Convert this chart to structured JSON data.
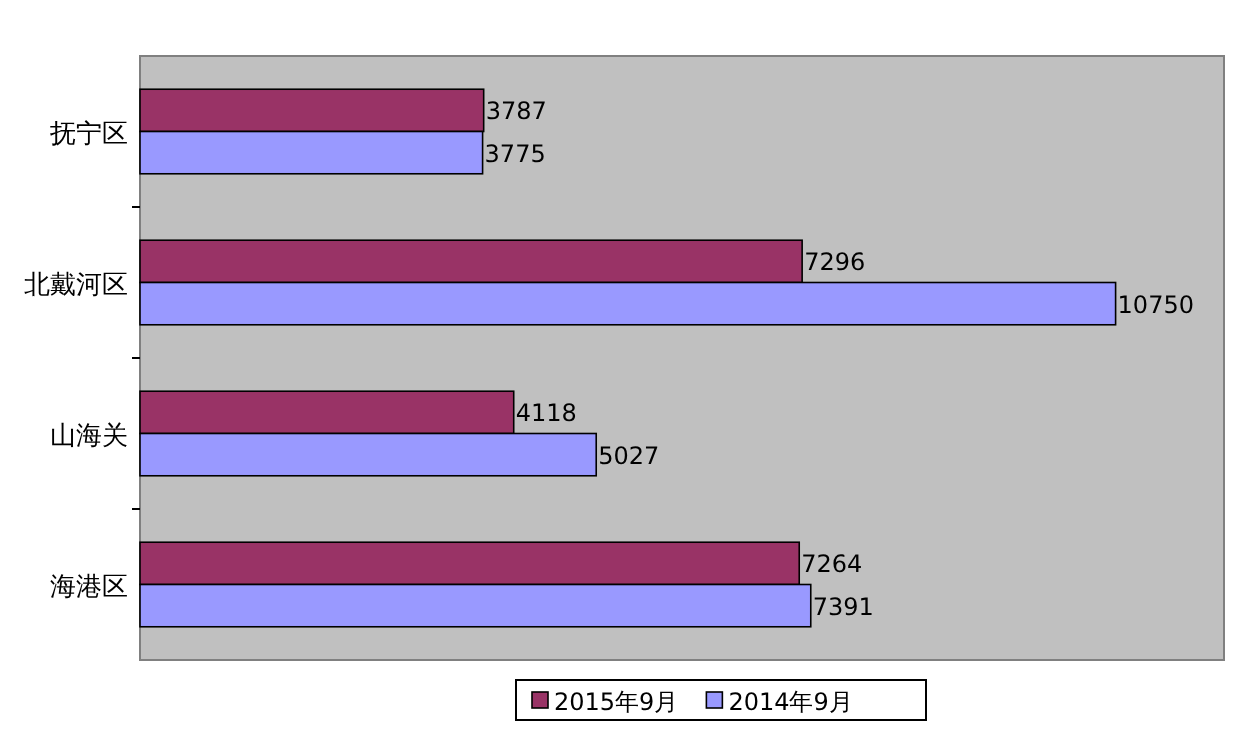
{
  "chart_data": {
    "type": "bar",
    "orientation": "horizontal",
    "categories": [
      "抚宁区",
      "北戴河区",
      "山海关",
      "海港区"
    ],
    "series": [
      {
        "name": "2015年9月",
        "color": "#993366",
        "values": [
          3787,
          7296,
          4118,
          7264
        ]
      },
      {
        "name": "2014年9月",
        "color": "#9999ff",
        "values": [
          3775,
          10750,
          5027,
          7391
        ]
      }
    ],
    "data_labels": true,
    "legend": "bottom"
  }
}
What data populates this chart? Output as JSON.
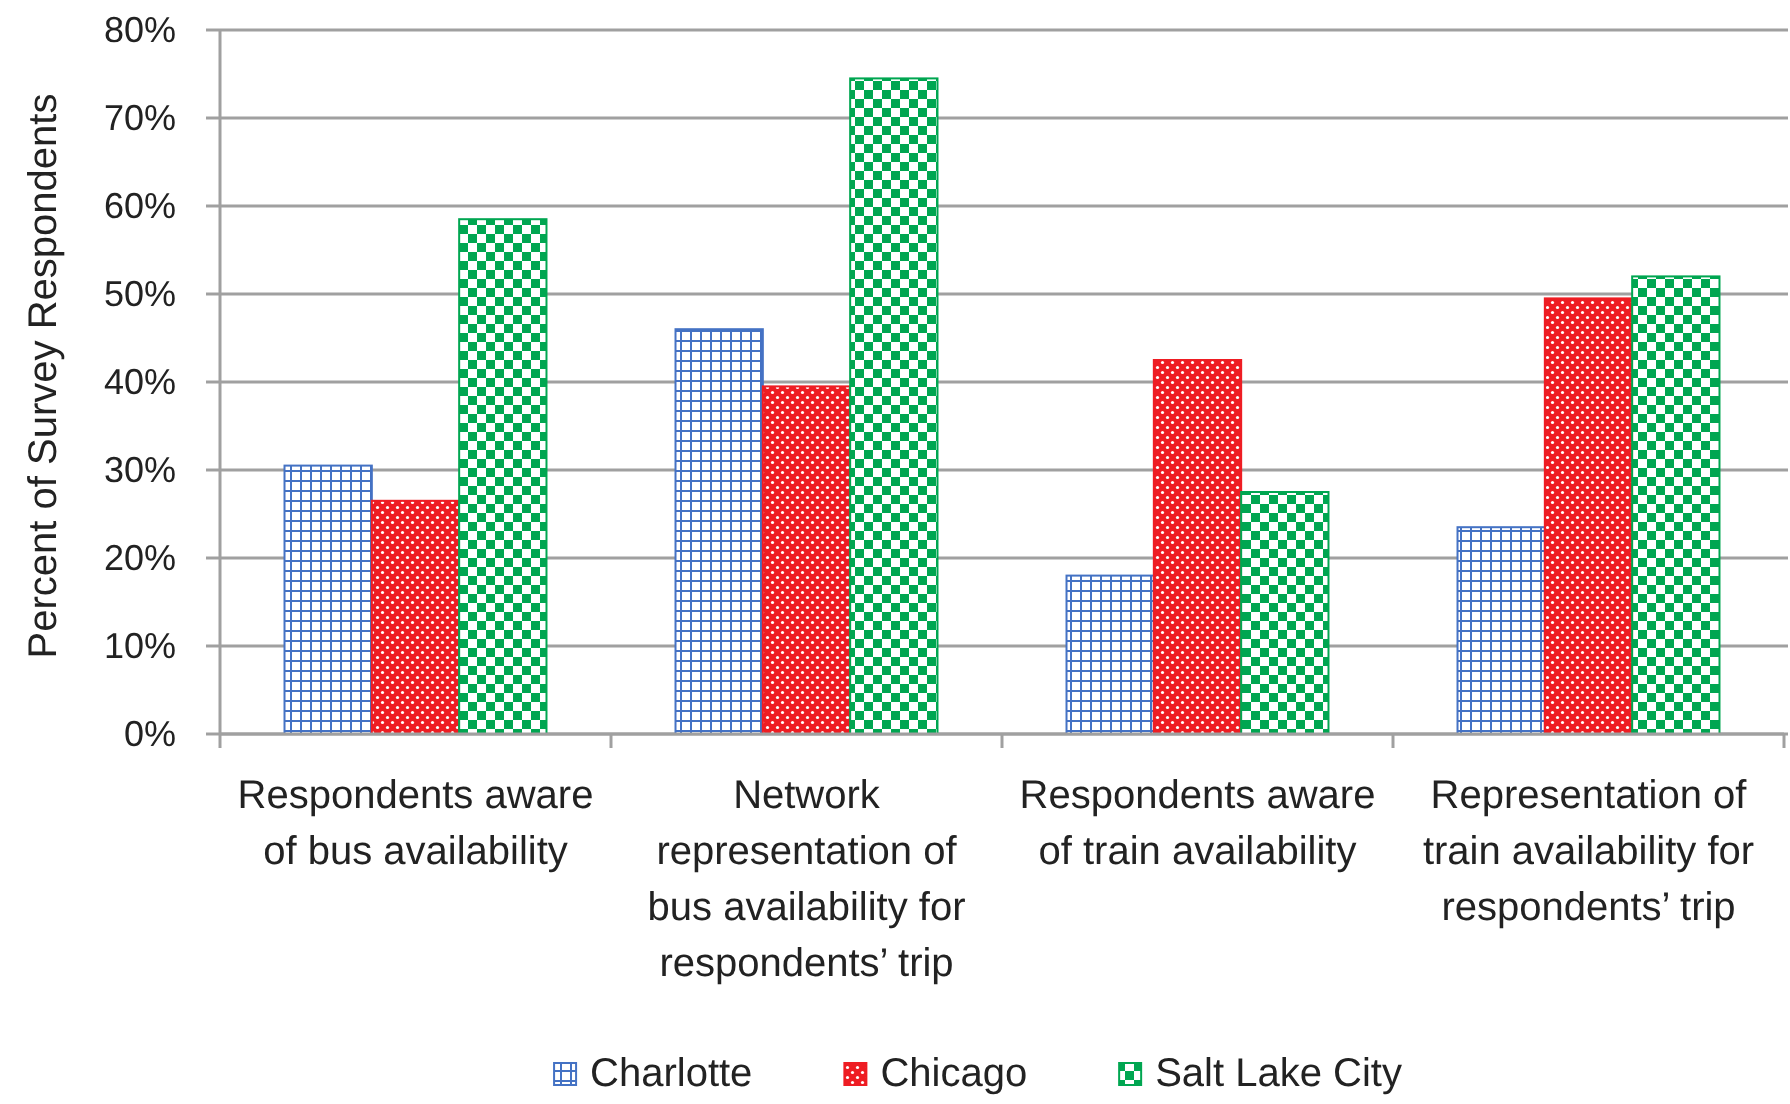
{
  "chart_data": {
    "type": "bar",
    "ylabel": "Percent of Survey Respondents",
    "categories": [
      "Respondents aware of bus availability",
      "Network representation of bus availability for respondents’ trip",
      "Respondents aware of train availability",
      "Representation of train availability for respondents’ trip"
    ],
    "series": [
      {
        "name": "Charlotte",
        "color": "#4472c4",
        "values": [
          30.5,
          46,
          18,
          23.5
        ]
      },
      {
        "name": "Chicago",
        "color": "#ee1d23",
        "values": [
          26.5,
          39.5,
          42.5,
          49.5
        ]
      },
      {
        "name": "Salt Lake City",
        "color": "#00a651",
        "values": [
          58.5,
          74.5,
          27.5,
          52
        ]
      }
    ],
    "ylim": [
      0,
      80
    ],
    "yticks": [
      {
        "value": 0,
        "label": "0%"
      },
      {
        "value": 10,
        "label": "10%"
      },
      {
        "value": 20,
        "label": "20%"
      },
      {
        "value": 30,
        "label": "30%"
      },
      {
        "value": 40,
        "label": "40%"
      },
      {
        "value": 50,
        "label": "50%"
      },
      {
        "value": 60,
        "label": "60%"
      },
      {
        "value": 70,
        "label": "70%"
      },
      {
        "value": 80,
        "label": "80%"
      }
    ],
    "grid": "y",
    "legend": "bottom"
  }
}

-- GIVEN PROBLEM --
Print each of the records above exactly as written, leaving no picture in the copy.

-- RESPONSE TO THE EXERCISE --
Convert this chart to structured JSON data.
{
  "chart_data": {
    "type": "bar",
    "orientation": "horizontal",
    "categories": [
      "抚宁区",
      "北戴河区",
      "山海关",
      "海港区"
    ],
    "series": [
      {
        "name": "2015年9月",
        "color": "#993366",
        "values": [
          3787,
          7296,
          4118,
          7264
        ]
      },
      {
        "name": "2014年9月",
        "color": "#9999ff",
        "values": [
          3775,
          10750,
          5027,
          7391
        ]
      }
    ],
    "data_labels": true,
    "legend": "bottom"
  }
}
What data populates this chart? Output as JSON.
{
  "chart_data": {
    "type": "bar",
    "ylabel": "Percent of Survey Respondents",
    "categories": [
      "Respondents aware of bus availability",
      "Network representation of bus availability for respondents’ trip",
      "Respondents aware of train availability",
      "Representation of train availability for respondents’ trip"
    ],
    "series": [
      {
        "name": "Charlotte",
        "color": "#4472c4",
        "values": [
          30.5,
          46,
          18,
          23.5
        ]
      },
      {
        "name": "Chicago",
        "color": "#ee1d23",
        "values": [
          26.5,
          39.5,
          42.5,
          49.5
        ]
      },
      {
        "name": "Salt Lake City",
        "color": "#00a651",
        "values": [
          58.5,
          74.5,
          27.5,
          52
        ]
      }
    ],
    "ylim": [
      0,
      80
    ],
    "yticks": [
      {
        "value": 0,
        "label": "0%"
      },
      {
        "value": 10,
        "label": "10%"
      },
      {
        "value": 20,
        "label": "20%"
      },
      {
        "value": 30,
        "label": "30%"
      },
      {
        "value": 40,
        "label": "40%"
      },
      {
        "value": 50,
        "label": "50%"
      },
      {
        "value": 60,
        "label": "60%"
      },
      {
        "value": 70,
        "label": "70%"
      },
      {
        "value": 80,
        "label": "80%"
      }
    ],
    "grid": "y",
    "legend": "bottom"
  }
}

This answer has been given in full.